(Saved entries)
────────
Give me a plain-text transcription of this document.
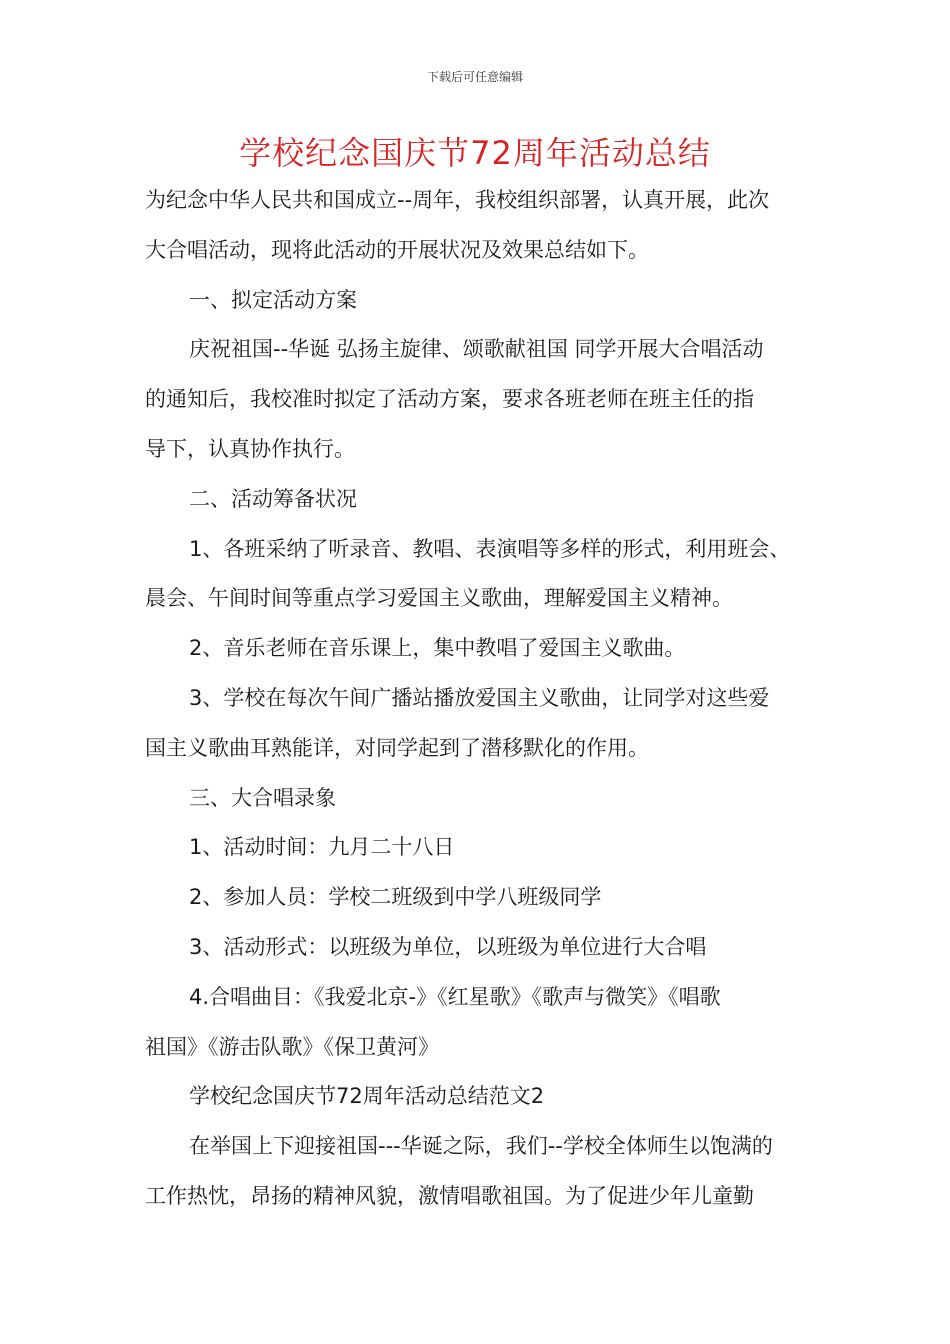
下载后可任意编辑
学校纪念国庆节72周年活动总结
为纪念中华人民共和国成立--周年，我校组织部署，认真开展，此次
大合唱活动，现将此活动的开展状况及效果总结如下。
一、拟定活动方案
庆祝祖国--华诞 弘扬主旋律、颂歌献祖国 同学开展大合唱活动
的通知后，我校准时拟定了活动方案，要求各班老师在班主任的指
导下，认真协作执行。
二、活动筹备状况
1、各班采纳了听录音、教唱、表演唱等多样的形式，利用班会、
晨会、午间时间等重点学习爱国主义歌曲，理解爱国主义精神。
2、音乐老师在音乐课上，集中教唱了爱国主义歌曲。
3、学校在每次午间广播站播放爱国主义歌曲，让同学对这些爱
国主义歌曲耳熟能详，对同学起到了潜移默化的作用。
三、大合唱录象
1、活动时间：九月二十八日
2、参加人员：学校二班级到中学八班级同学
3、活动形式：以班级为单位，以班级为单位进行大合唱
4.合唱曲目：《我爱北京-》《红星歌》《歌声与微笑》《唱歌
祖国》《游击队歌》《保卫黄河》
学校纪念国庆节72周年活动总结范文2
在举国上下迎接祖国---华诞之际，我们--学校全体师生以饱满的
工作热忱，昂扬的精神风貌，激情唱歌祖国。为了促进少年儿童勤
────────
__Your goal__.
Pictures are excluded; copy all other data exactly as shown.

__Answer to this problem__.
Give me a plain-text transcription of this document.
下载后可任意编辑
学校纪念国庆节72周年活动总结
为纪念中华人民共和国成立--周年，我校组织部署，认真开展，此次
大合唱活动，现将此活动的开展状况及效果总结如下。
一、拟定活动方案
庆祝祖国--华诞 弘扬主旋律、颂歌献祖国 同学开展大合唱活动
的通知后，我校准时拟定了活动方案，要求各班老师在班主任的指
导下，认真协作执行。
二、活动筹备状况
1、各班采纳了听录音、教唱、表演唱等多样的形式，利用班会、
晨会、午间时间等重点学习爱国主义歌曲，理解爱国主义精神。
2、音乐老师在音乐课上，集中教唱了爱国主义歌曲。
3、学校在每次午间广播站播放爱国主义歌曲，让同学对这些爱
国主义歌曲耳熟能详，对同学起到了潜移默化的作用。
三、大合唱录象
1、活动时间：九月二十八日
2、参加人员：学校二班级到中学八班级同学
3、活动形式：以班级为单位，以班级为单位进行大合唱
4.合唱曲目：《我爱北京-》《红星歌》《歌声与微笑》《唱歌
祖国》《游击队歌》《保卫黄河》
学校纪念国庆节72周年活动总结范文2
在举国上下迎接祖国---华诞之际，我们--学校全体师生以饱满的
工作热忱，昂扬的精神风貌，激情唱歌祖国。为了促进少年儿童勤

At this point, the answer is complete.